▶ **Given request A**
In the passage about Steve Taylor & The Danielson Foil, who produced the EP Wow to the Deadness?

▶ **Passage to read**
######

While on tour in 2014, Steve Taylor & The Perfect Foil were supported by Danielson. Daniel Smith, the founder of Danielson, decided to join the group in a temporary collaboration dubbed Steve Taylor & The Danielson Foil. In 2015 recorded an EP, Wow to the Deadness, produced by Steve Albini. The title track from the EP was made available for streaming on the Guitar World website on December 10, 2015. A music video for the title track premiered on Paste on January 25, 2016, and features the band members fighting each other with water balloons. The EP was released on February 5, and the band continued to tour as Steve Taylor & The Danielson Foil until February 12.

A 2016 live set with this lineup, entitled Wow to the Liveness was quickly but quietly released to prior Kickstarter backers via digital download. It has yet to be released on any physical format.

######

▶ **Given request B**
In the listing below, rename every "x-tick-label" to "x-axis-label" and give all the lines back with nothing else changed. Leave the pictures out.

▶ **Image element box records**

######

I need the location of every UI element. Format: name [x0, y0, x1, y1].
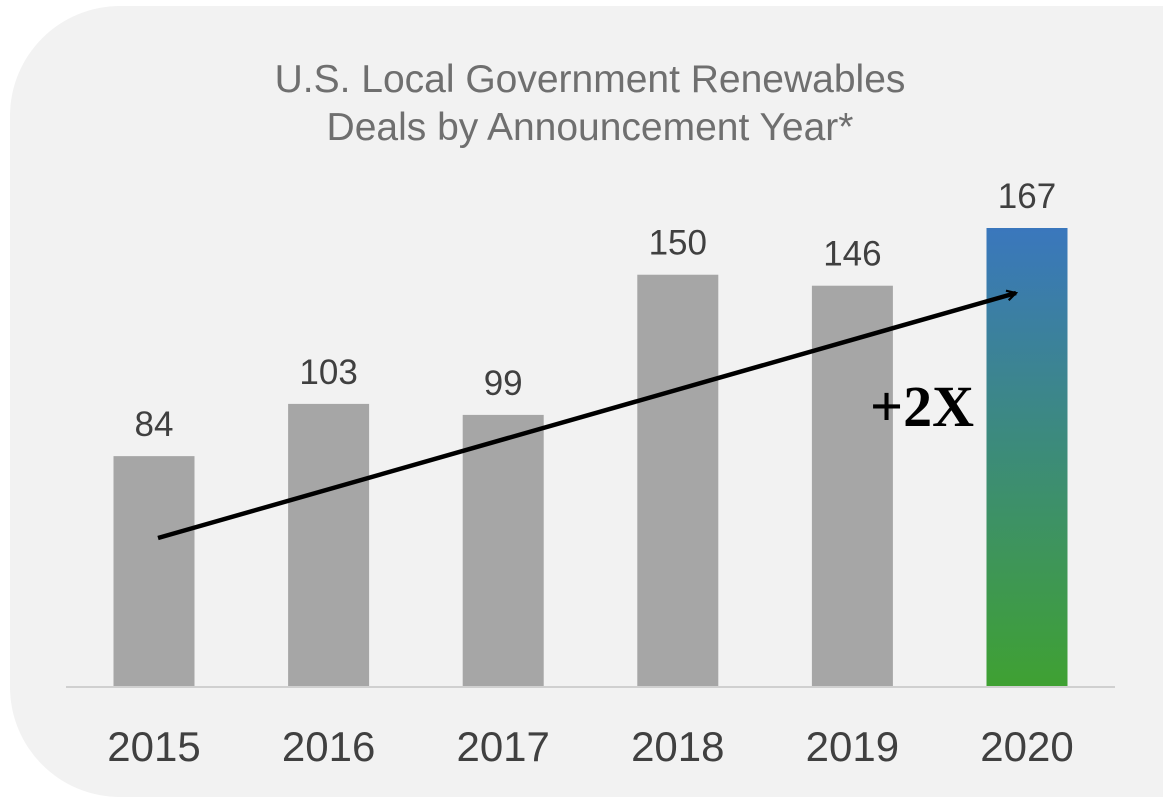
data-label-2015: 84	[135, 405, 174, 444]
bar-2018	[637, 274, 719, 687]
x-tick-label-2020: 2020	[980, 723, 1073, 770]
data-label-2020: 167	[998, 177, 1056, 216]
data-label-2016: 103	[299, 353, 357, 392]
x-tick-label-2018: 2018	[631, 723, 724, 770]
data-label-2017: 99	[484, 364, 523, 403]
chart-title-line-2: Deals by Announcement Year*	[326, 106, 854, 149]
data-label-2018: 150	[649, 224, 707, 263]
x-tick-label-2016: 2016	[282, 723, 375, 770]
bar-2016	[288, 403, 370, 687]
data-label-2019: 146	[823, 235, 881, 274]
x-tick-label-2019: 2019	[806, 723, 899, 770]
trend-arrow	[157, 293, 1016, 541]
chart-title: U.S. Local Government Renewables Deals b…	[160, 56, 1020, 152]
bar-2017	[462, 414, 544, 687]
bar-2019	[811, 285, 893, 687]
growth-annotation: +2X	[870, 374, 974, 439]
chart-card	[10, 6, 1163, 797]
bar-2015	[113, 456, 195, 687]
x-tick-label-2017: 2017	[456, 723, 549, 770]
x-tick-label-2015: 2015	[107, 723, 200, 770]
bar-2020	[986, 228, 1068, 687]
chart-title-line-1: U.S. Local Government Renewables	[274, 58, 906, 101]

######

▶ **Full response A**
Steve Albini produced it.

▶ **Full response B**
I need the location of every UI element. Format: name [x0, y0, x1, y1].
data-label-2015: 84	[135, 405, 174, 444]
bar-2018	[637, 274, 719, 687]
x-axis-label-2020: 2020	[980, 723, 1073, 770]
data-label-2020: 167	[998, 177, 1056, 216]
data-label-2016: 103	[299, 353, 357, 392]
x-axis-label-2018: 2018	[631, 723, 724, 770]
data-label-2017: 99	[484, 364, 523, 403]
chart-title-line-2: Deals by Announcement Year*	[326, 106, 854, 149]
data-label-2018: 150	[649, 224, 707, 263]
x-axis-label-2016: 2016	[282, 723, 375, 770]
bar-2016	[288, 403, 370, 687]
data-label-2019: 146	[823, 235, 881, 274]
x-axis-label-2019: 2019	[806, 723, 899, 770]
trend-arrow	[157, 293, 1016, 541]
chart-title: U.S. Local Government Renewables Deals b…	[160, 56, 1020, 152]
bar-2017	[462, 414, 544, 687]
bar-2019	[811, 285, 893, 687]
growth-annotation: +2X	[870, 374, 974, 439]
chart-card	[10, 6, 1163, 797]
bar-2015	[113, 456, 195, 687]
x-axis-label-2017: 2017	[456, 723, 549, 770]
x-axis-label-2015: 2015	[107, 723, 200, 770]
bar-2020	[986, 228, 1068, 687]
chart-title-line-1: U.S. Local Government Renewables	[274, 58, 906, 101]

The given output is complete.